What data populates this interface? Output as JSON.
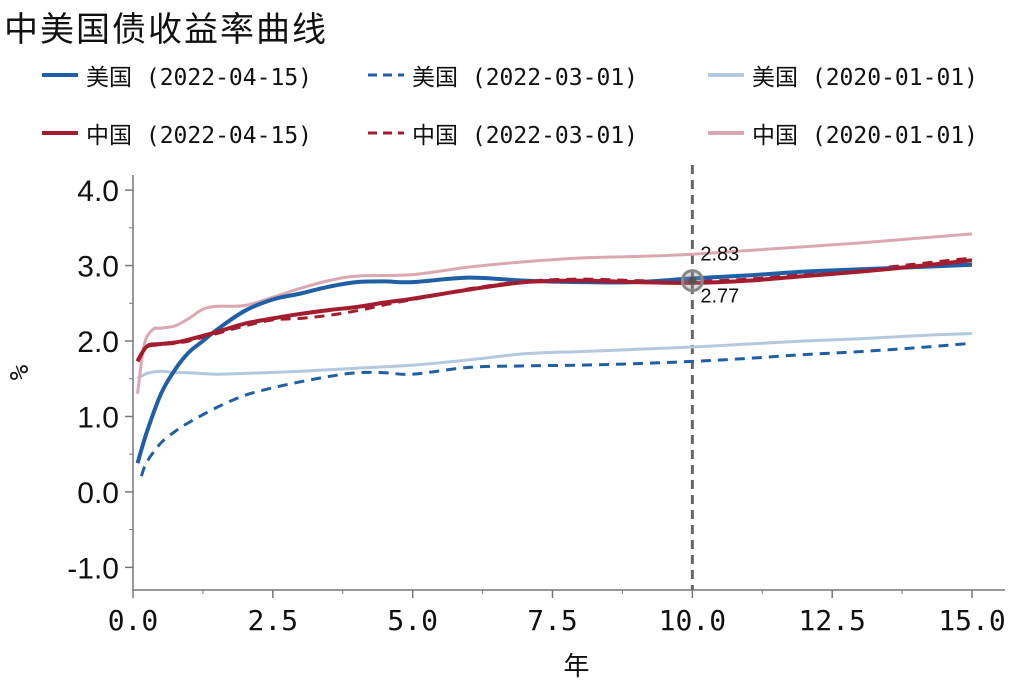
{
  "chart_data": {
    "type": "line",
    "title": "中美国债收益率曲线",
    "xlabel": "年",
    "ylabel": "%",
    "xlim": [
      0,
      15.5
    ],
    "ylim": [
      -1.3,
      4.2
    ],
    "x_ticks": [
      0,
      2.5,
      5,
      7.5,
      10,
      12.5,
      15
    ],
    "x_tick_labels": [
      "0.0",
      "2.5",
      "5.0",
      "7.5",
      "10.0",
      "12.5",
      "15.0"
    ],
    "y_ticks": [
      -1,
      0,
      1,
      2,
      3,
      4
    ],
    "y_tick_labels": [
      "-1.0",
      "0.0",
      "1.0",
      "2.0",
      "3.0",
      "4.0"
    ],
    "grid": false,
    "legend_position": "top",
    "series": [
      {
        "name": "美国 (2022-04-15)",
        "color": "#1f5fa6",
        "style": "solid",
        "width": 4,
        "x": [
          0.08,
          0.25,
          0.5,
          0.75,
          1,
          1.25,
          1.5,
          2,
          2.5,
          3,
          3.5,
          4,
          4.5,
          5,
          6,
          7,
          8,
          9,
          10,
          11,
          12,
          13,
          14,
          15
        ],
        "y": [
          0.38,
          0.8,
          1.3,
          1.62,
          1.85,
          2.0,
          2.15,
          2.4,
          2.55,
          2.63,
          2.72,
          2.78,
          2.79,
          2.78,
          2.84,
          2.8,
          2.78,
          2.78,
          2.83,
          2.87,
          2.92,
          2.95,
          2.98,
          3.01
        ]
      },
      {
        "name": "美国 (2022-03-01)",
        "color": "#1f5fa6",
        "style": "dashed",
        "width": 3,
        "x": [
          0.15,
          0.25,
          0.5,
          0.75,
          1,
          1.5,
          2,
          2.5,
          3,
          3.5,
          4,
          4.5,
          5,
          6,
          7,
          8,
          9,
          10,
          11,
          12,
          13,
          14,
          15
        ],
        "y": [
          0.21,
          0.4,
          0.65,
          0.8,
          0.92,
          1.12,
          1.28,
          1.38,
          1.46,
          1.53,
          1.58,
          1.58,
          1.56,
          1.65,
          1.67,
          1.68,
          1.7,
          1.73,
          1.77,
          1.82,
          1.86,
          1.91,
          1.97
        ]
      },
      {
        "name": "美国 (2020-01-01)",
        "color": "#b3c9e0",
        "style": "solid",
        "width": 3,
        "x": [
          0.08,
          0.25,
          0.5,
          0.75,
          1,
          1.5,
          2,
          3,
          4,
          5,
          6,
          7,
          8,
          9,
          10,
          11,
          12,
          13,
          14,
          15
        ],
        "y": [
          1.5,
          1.57,
          1.6,
          1.58,
          1.58,
          1.56,
          1.57,
          1.6,
          1.64,
          1.68,
          1.75,
          1.83,
          1.86,
          1.89,
          1.92,
          1.96,
          2.0,
          2.03,
          2.07,
          2.1
        ]
      },
      {
        "name": "中国 (2022-04-15)",
        "color": "#a31d2e",
        "style": "solid",
        "width": 4,
        "x": [
          0.08,
          0.25,
          0.5,
          0.75,
          1,
          1.5,
          2,
          2.5,
          3,
          3.5,
          4,
          4.5,
          5,
          6,
          7,
          8,
          9,
          10,
          11,
          12,
          13,
          14,
          15
        ],
        "y": [
          1.73,
          1.93,
          1.96,
          1.98,
          2.02,
          2.12,
          2.23,
          2.3,
          2.36,
          2.41,
          2.45,
          2.51,
          2.56,
          2.68,
          2.78,
          2.8,
          2.78,
          2.77,
          2.8,
          2.86,
          2.92,
          2.99,
          3.07
        ]
      },
      {
        "name": "中国 (2022-03-01)",
        "color": "#a31d2e",
        "style": "dashed",
        "width": 3,
        "x": [
          0.08,
          0.25,
          0.5,
          0.75,
          1,
          1.5,
          2,
          2.5,
          3,
          3.5,
          4,
          4.5,
          5,
          6,
          7,
          8,
          9,
          10,
          11,
          12,
          13,
          14,
          15
        ],
        "y": [
          1.75,
          1.92,
          1.95,
          1.97,
          2.0,
          2.1,
          2.2,
          2.28,
          2.3,
          2.34,
          2.4,
          2.48,
          2.55,
          2.69,
          2.79,
          2.82,
          2.8,
          2.79,
          2.82,
          2.88,
          2.94,
          3.02,
          3.1
        ]
      },
      {
        "name": "中国 (2020-01-01)",
        "color": "#dba8b1",
        "style": "solid",
        "width": 3,
        "x": [
          0.08,
          0.2,
          0.35,
          0.5,
          0.75,
          1,
          1.25,
          1.5,
          2,
          2.5,
          3,
          3.5,
          4,
          5,
          6,
          7,
          8,
          9,
          10,
          11,
          12,
          13,
          14,
          15
        ],
        "y": [
          1.3,
          1.95,
          2.15,
          2.17,
          2.2,
          2.3,
          2.42,
          2.46,
          2.47,
          2.58,
          2.7,
          2.8,
          2.86,
          2.88,
          2.98,
          3.05,
          3.1,
          3.12,
          3.15,
          3.2,
          3.25,
          3.3,
          3.36,
          3.42
        ]
      }
    ],
    "annotations": [
      {
        "x": 10,
        "y": 2.83,
        "text": "2.83"
      },
      {
        "x": 10,
        "y": 2.77,
        "text": "2.77"
      }
    ],
    "reference_line": {
      "x": 10,
      "color": "#666666",
      "style": "dashed"
    }
  }
}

# # #

◆ What is asked: Retype each line of the listing above word for word. Exclude the pictures.

◆ Worked solution:
What data populates this interface? Output as JSON.
{
  "chart_data": {
    "type": "line",
    "title": "中美国债收益率曲线",
    "xlabel": "年",
    "ylabel": "%",
    "xlim": [
      0,
      15.5
    ],
    "ylim": [
      -1.3,
      4.2
    ],
    "x_ticks": [
      0,
      2.5,
      5,
      7.5,
      10,
      12.5,
      15
    ],
    "x_tick_labels": [
      "0.0",
      "2.5",
      "5.0",
      "7.5",
      "10.0",
      "12.5",
      "15.0"
    ],
    "y_ticks": [
      -1,
      0,
      1,
      2,
      3,
      4
    ],
    "y_tick_labels": [
      "-1.0",
      "0.0",
      "1.0",
      "2.0",
      "3.0",
      "4.0"
    ],
    "grid": false,
    "legend_position": "top",
    "series": [
      {
        "name": "美国 (2022-04-15)",
        "color": "#1f5fa6",
        "style": "solid",
        "width": 4,
        "x": [
          0.08,
          0.25,
          0.5,
          0.75,
          1,
          1.25,
          1.5,
          2,
          2.5,
          3,
          3.5,
          4,
          4.5,
          5,
          6,
          7,
          8,
          9,
          10,
          11,
          12,
          13,
          14,
          15
        ],
        "y": [
          0.38,
          0.8,
          1.3,
          1.62,
          1.85,
          2.0,
          2.15,
          2.4,
          2.55,
          2.63,
          2.72,
          2.78,
          2.79,
          2.78,
          2.84,
          2.8,
          2.78,
          2.78,
          2.83,
          2.87,
          2.92,
          2.95,
          2.98,
          3.01
        ]
      },
      {
        "name": "美国 (2022-03-01)",
        "color": "#1f5fa6",
        "style": "dashed",
        "width": 3,
        "x": [
          0.15,
          0.25,
          0.5,
          0.75,
          1,
          1.5,
          2,
          2.5,
          3,
          3.5,
          4,
          4.5,
          5,
          6,
          7,
          8,
          9,
          10,
          11,
          12,
          13,
          14,
          15
        ],
        "y": [
          0.21,
          0.4,
          0.65,
          0.8,
          0.92,
          1.12,
          1.28,
          1.38,
          1.46,
          1.53,
          1.58,
          1.58,
          1.56,
          1.65,
          1.67,
          1.68,
          1.7,
          1.73,
          1.77,
          1.82,
          1.86,
          1.91,
          1.97
        ]
      },
      {
        "name": "美国 (2020-01-01)",
        "color": "#b3c9e0",
        "style": "solid",
        "width": 3,
        "x": [
          0.08,
          0.25,
          0.5,
          0.75,
          1,
          1.5,
          2,
          3,
          4,
          5,
          6,
          7,
          8,
          9,
          10,
          11,
          12,
          13,
          14,
          15
        ],
        "y": [
          1.5,
          1.57,
          1.6,
          1.58,
          1.58,
          1.56,
          1.57,
          1.6,
          1.64,
          1.68,
          1.75,
          1.83,
          1.86,
          1.89,
          1.92,
          1.96,
          2.0,
          2.03,
          2.07,
          2.1
        ]
      },
      {
        "name": "中国 (2022-04-15)",
        "color": "#a31d2e",
        "style": "solid",
        "width": 4,
        "x": [
          0.08,
          0.25,
          0.5,
          0.75,
          1,
          1.5,
          2,
          2.5,
          3,
          3.5,
          4,
          4.5,
          5,
          6,
          7,
          8,
          9,
          10,
          11,
          12,
          13,
          14,
          15
        ],
        "y": [
          1.73,
          1.93,
          1.96,
          1.98,
          2.02,
          2.12,
          2.23,
          2.3,
          2.36,
          2.41,
          2.45,
          2.51,
          2.56,
          2.68,
          2.78,
          2.8,
          2.78,
          2.77,
          2.8,
          2.86,
          2.92,
          2.99,
          3.07
        ]
      },
      {
        "name": "中国 (2022-03-01)",
        "color": "#a31d2e",
        "style": "dashed",
        "width": 3,
        "x": [
          0.08,
          0.25,
          0.5,
          0.75,
          1,
          1.5,
          2,
          2.5,
          3,
          3.5,
          4,
          4.5,
          5,
          6,
          7,
          8,
          9,
          10,
          11,
          12,
          13,
          14,
          15
        ],
        "y": [
          1.75,
          1.92,
          1.95,
          1.97,
          2.0,
          2.1,
          2.2,
          2.28,
          2.3,
          2.34,
          2.4,
          2.48,
          2.55,
          2.69,
          2.79,
          2.82,
          2.8,
          2.79,
          2.82,
          2.88,
          2.94,
          3.02,
          3.1
        ]
      },
      {
        "name": "中国 (2020-01-01)",
        "color": "#dba8b1",
        "style": "solid",
        "width": 3,
        "x": [
          0.08,
          0.2,
          0.35,
          0.5,
          0.75,
          1,
          1.25,
          1.5,
          2,
          2.5,
          3,
          3.5,
          4,
          5,
          6,
          7,
          8,
          9,
          10,
          11,
          12,
          13,
          14,
          15
        ],
        "y": [
          1.3,
          1.95,
          2.15,
          2.17,
          2.2,
          2.3,
          2.42,
          2.46,
          2.47,
          2.58,
          2.7,
          2.8,
          2.86,
          2.88,
          2.98,
          3.05,
          3.1,
          3.12,
          3.15,
          3.2,
          3.25,
          3.3,
          3.36,
          3.42
        ]
      }
    ],
    "annotations": [
      {
        "x": 10,
        "y": 2.83,
        "text": "2.83"
      },
      {
        "x": 10,
        "y": 2.77,
        "text": "2.77"
      }
    ],
    "reference_line": {
      "x": 10,
      "color": "#666666",
      "style": "dashed"
    }
  }
}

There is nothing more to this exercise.